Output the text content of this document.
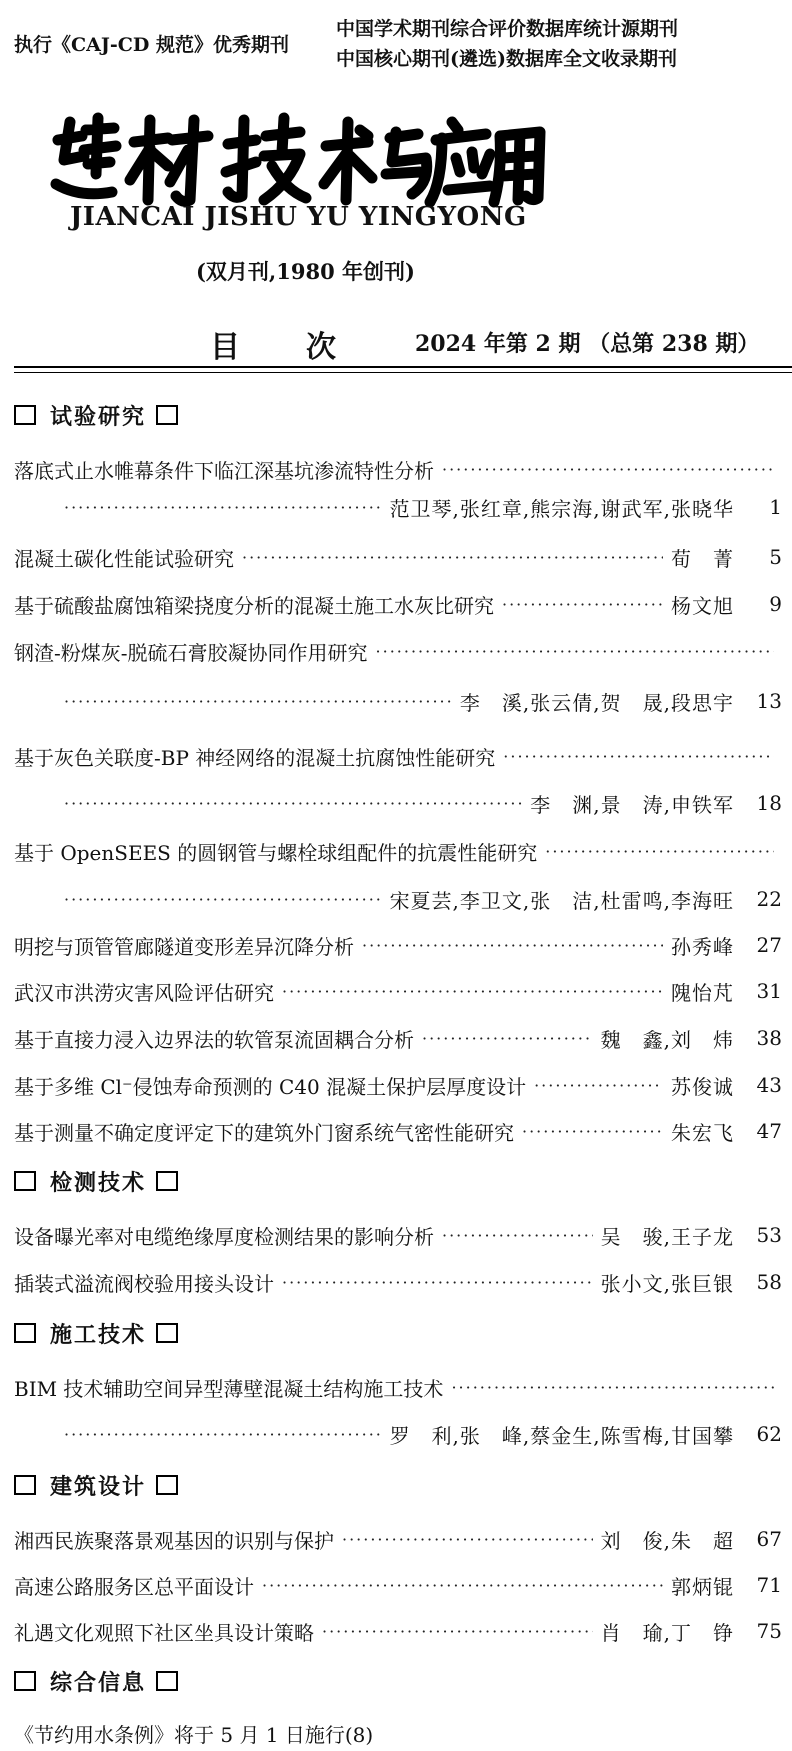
执行《CAJ-CD 规范》优秀期刊
中国学术期刊综合评价数据库统计源期刊
中国核心期刊(遴选)数据库全文收录期刊
JIANCAI JISHU YU YINGYONG
(双月刊,1980 年创刊)
目 次	2024 年第 2 期 （总第 238 期）
试验研究
落底式止水帷幕条件下临江深基坑渗流特性分析
·····
·····
范卫琴,张红章,熊宗海,谢武军,张晓华	1
混凝土碳化性能试验研究 ·····	荀　菁	5
基于硫酸盐腐蚀箱梁挠度分析的混凝土施工水灰比研究 ·····	杨文旭	9
钢渣-粉煤灰-脱硫石膏胶凝协同作用研究
·····
·····
李　溪,张云倩,贺　晟,段思宇	13
基于灰色关联度-BP 神经网络的混凝土抗腐蚀性能研究
·····
·····
李　渊,景　涛,申铁军	18
基于 OpenSEES 的圆钢管与螺栓球组配件的抗震性能研究
·····
·····
宋夏芸,李卫文,张　洁,杜雷鸣,李海旺	22
明挖与顶管管廊隧道变形差异沉降分析 ·····	孙秀峰	27
武汉市洪涝灾害风险评估研究 ·····	隗怡芃	31
基于直接力浸入边界法的软管泵流固耦合分析 ·····	魏　鑫,刘　炜	38
基于多维 Cl⁻侵蚀寿命预测的 C40 混凝土保护层厚度设计 ·····	苏俊诚	43
基于测量不确定度评定下的建筑外门窗系统气密性能研究 ·····	朱宏飞	47
检测技术
设备曝光率对电缆绝缘厚度检测结果的影响分析 ·····	吴　骏,王子龙	53
插装式溢流阀校验用接头设计 ·····	张小文,张巨银	58
施工技术
BIM 技术辅助空间异型薄壁混凝土结构施工技术
·····
·····
罗　利,张　峰,蔡金生,陈雪梅,甘国攀	62
建筑设计
湘西民族聚落景观基因的识别与保护 ·····	刘　俊,朱　超	67
高速公路服务区总平面设计 ·····	郭炳锟	71
礼遇文化观照下社区坐具设计策略 ·····	肖　瑜,丁　铮	75
综合信息
《节约用水条例》将于 5 月 1 日施行(8)
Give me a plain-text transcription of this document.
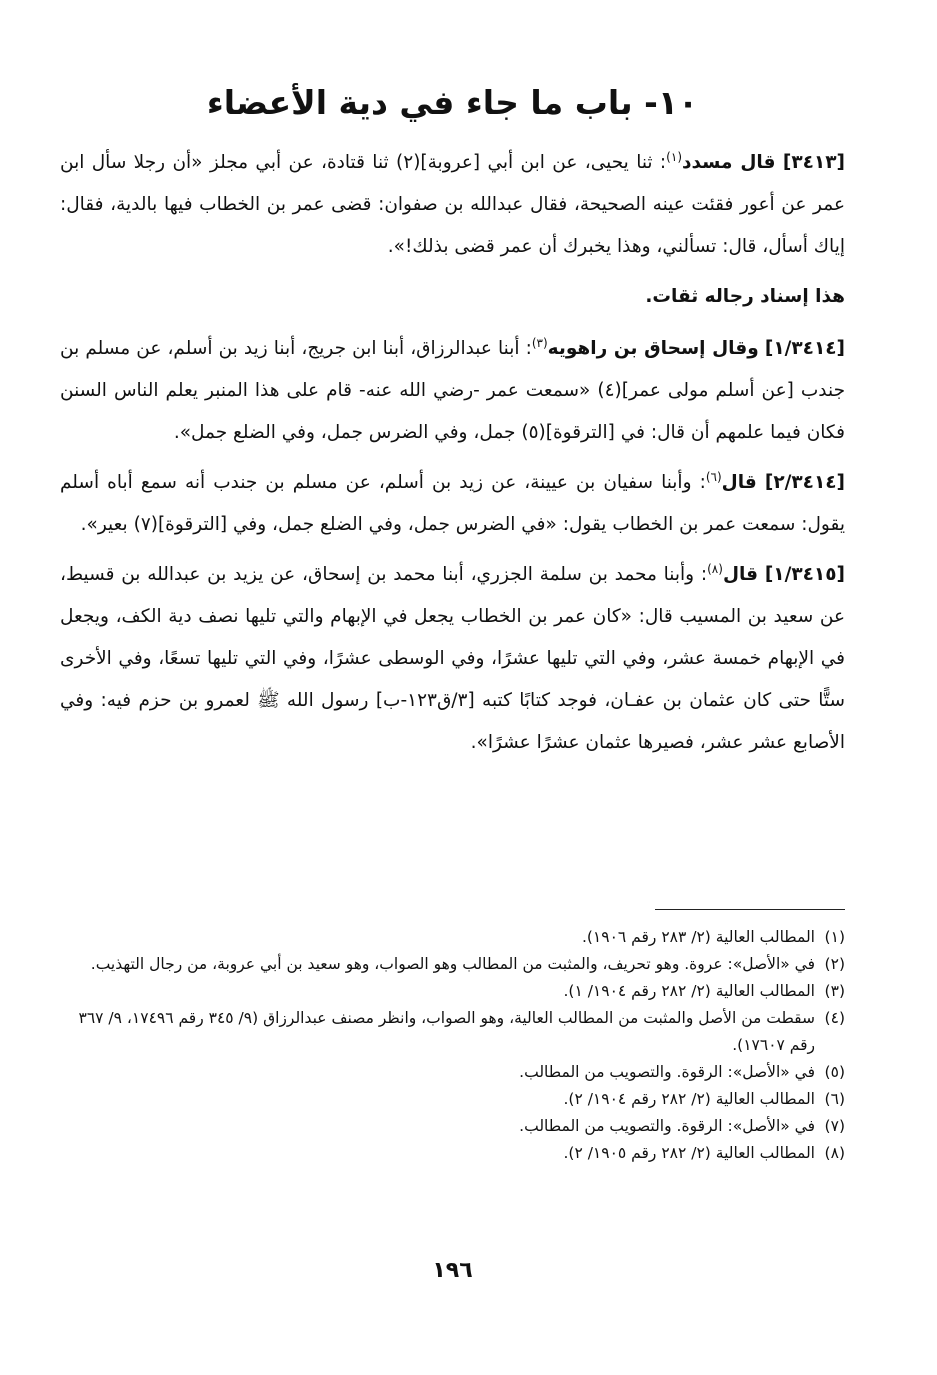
١٠- باب ما جاء في دية الأعضاء

[٣٤١٣] قال مسدد$^{(١)}$: ثنا يحيى، عن ابن أبي [عروبة](٢) ثنا قتادة، عن أبي مجلز «أن رجلا سأل ابن عمر عن أعور فقئت عينه الصحيحة، فقال عبدالله بن صفوان: قضى عمر بن الخطاب فيها بالدية، فقال: إياك أسأل، قال: تسألني، وهذا يخبرك أن عمر قضى بذلك!».

هذا إسناد رجاله ثقات.

[١/٣٤١٤] وقال إسحاق بن راهويه$^{(٣)}$: أبنا عبدالرزاق، أبنا ابن جريج، أبنا زيد بن أسلم، عن مسلم بن جندب [عن أسلم مولى عمر](٤) «سمعت عمر -رضي الله عنه- قام على هذا المنبر يعلم الناس السنن فكان فيما علمهم أن قال: في [الترقوة](٥) جمل، وفي الضرس جمل، وفي الضلع جمل».

[٢/٣٤١٤] قال$^{(٦)}$: وأبنا سفيان بن عيينة، عن زيد بن أسلم، عن مسلم بن جندب أنه سمع أباه أسلم يقول: سمعت عمر بن الخطاب يقول: «في الضرس جمل، وفي الضلع جمل، وفي [الترقوة](٧) بعير».

[١/٣٤١٥] قال$^{(٨)}$: وأبنا محمد بن سلمة الجزري، أبنا محمد بن إسحاق، عن يزيد بن عبدالله بن قسيط، عن سعيد بن المسيب قال: «كان عمر بن الخطاب يجعل في الإبهام والتي تليها نصف دية الكف، ويجعل في الإبهام خمسة عشر، وفي التي تليها عشرًا، وفي الوسطى عشرًا، وفي التي تليها تسعًا، وفي الأخرى ستًّا حتى كان عثمان بن عفـان، فوجد كتابًا كتبه [٣/ق١٢٣-ب] رسول الله ﷺ لعمرو بن حزم فيه: وفي الأصابع عشر عشر، فصيرها عثمان عشرًا عشرًا».

(١)المطالب العالية (٢/ ٢٨٣ رقم ١٩٠٦).

(٢)في «الأصل»: عروة. وهو تحريف، والمثبت من المطالب وهو الصواب، وهو سعيد بن أبي عروبة، من رجال التهذيب.

(٣)المطالب العالية (٢/ ٢٨٢ رقم ١٩٠٤/ ١).

(٤)سقطت من الأصل والمثبت من المطالب العالية، وهو الصواب، وانظر مصنف عبدالرزاق (٩/ ٣٤٥ رقم ١٧٤٩٦، ٩/ ٣٦٧ رقم ١٧٦٠٧).

(٥)في «الأصل»: الرقوة. والتصويب من المطالب.

(٦)المطالب العالية (٢/ ٢٨٢ رقم ١٩٠٤/ ٢).

(٧)في «الأصل»: الرقوة. والتصويب من المطالب.

(٨)المطالب العالية (٢/ ٢٨٢ رقم ١٩٠٥/ ٢).

١٩٦
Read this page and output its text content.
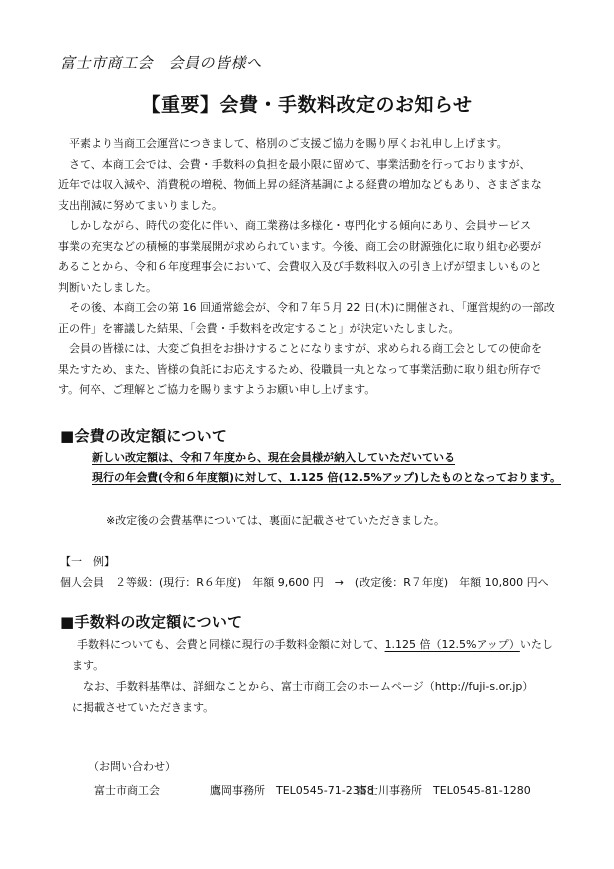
富士市商工会　会員の皆様へ
【重要】会費・手数料改定のお知らせ

　平素より当商工会運営につきまして、格別のご支援ご協力を賜り厚くお礼申し上げます。

　さて、本商工会では、会費・手数料の負担を最小限に留めて、事業活動を行っておりますが、

近年では収入減や、消費税の増税、物価上昇の経済基調による経費の増加などもあり、さまざまな

支出削減に努めてまいりました。

　しかしながら、時代の変化に伴い、商工業務は多様化・専門化する傾向にあり、会員サービス

事業の充実などの積極的事業展開が求められています。今後、商工会の財源強化に取り組む必要が

あることから、令和６年度理事会において、会費収入及び手数料収入の引き上げが望ましいものと

判断いたしました。

　その後、本商工会の第 16 回通常総会が、令和７年５月 22 日(木)に開催され、「運営規約の一部改

正の件」を審議した結果、「会費・手数料を改定すること」が決定いたしました。

　会員の皆様には、大変ご負担をお掛けすることになりますが、求められる商工会としての使命を

果たすため、また、皆様の負託にお応えするため、役職員一丸となって事業活動に取り組む所存で

す。何卒、ご理解とご協力を賜りますようお願い申し上げます。

■会費の改定額について
新しい改定額は、令和７年度から、現在会員様が納入していただいている
現行の年会費(令和６年度額)に対して、1.125 倍(12.5%アップ)したものとなっております。
※改定後の会費基準については、裏面に記載させていただきました。
【一　例】
個人会員　２等級：(現行：R６年度)　年額 9,600 円　→　(改定後：R７年度)　年額 10,800 円へ
■手数料の改定額について
　手数料についても、会費と同様に現行の手数料金額に対して、1.125 倍（12.5%アップ）いたし
ます。
　なお、手数料基準は、詳細なことから、富士市商工会のホームページ（http://fuji-s.or.jp）
に掲載させていただきます。
（お問い合わせ）
富士市商工会	鷹岡事務所　TEL0545-71-2358
富士川事務所　TEL0545-81-1280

──────────────────────────────

→ **Directions for this task**: Copy the lines from the entries above in which the word "الأصل" appears.

→ **Solution for this exercise**:
(٢)في «الأصل»: عروة. وهو تحريف، والمثبت من المطالب وهو الصواب، وهو سعيد بن أبي عروبة، من رجال التهذيب.
(٤)سقطت من الأصل والمثبت من المطالب العالية، وهو الصواب، وانظر مصنف عبدالرزاق (٩/ ٣٤٥ رقم ١٧٤٩٦، ٩/ ٣٦٧ رقم ١٧٦٠٧).
(٥)في «الأصل»: الرقوة. والتصويب من المطالب.
(٧)في «الأصل»: الرقوة. والتصويب من المطالب.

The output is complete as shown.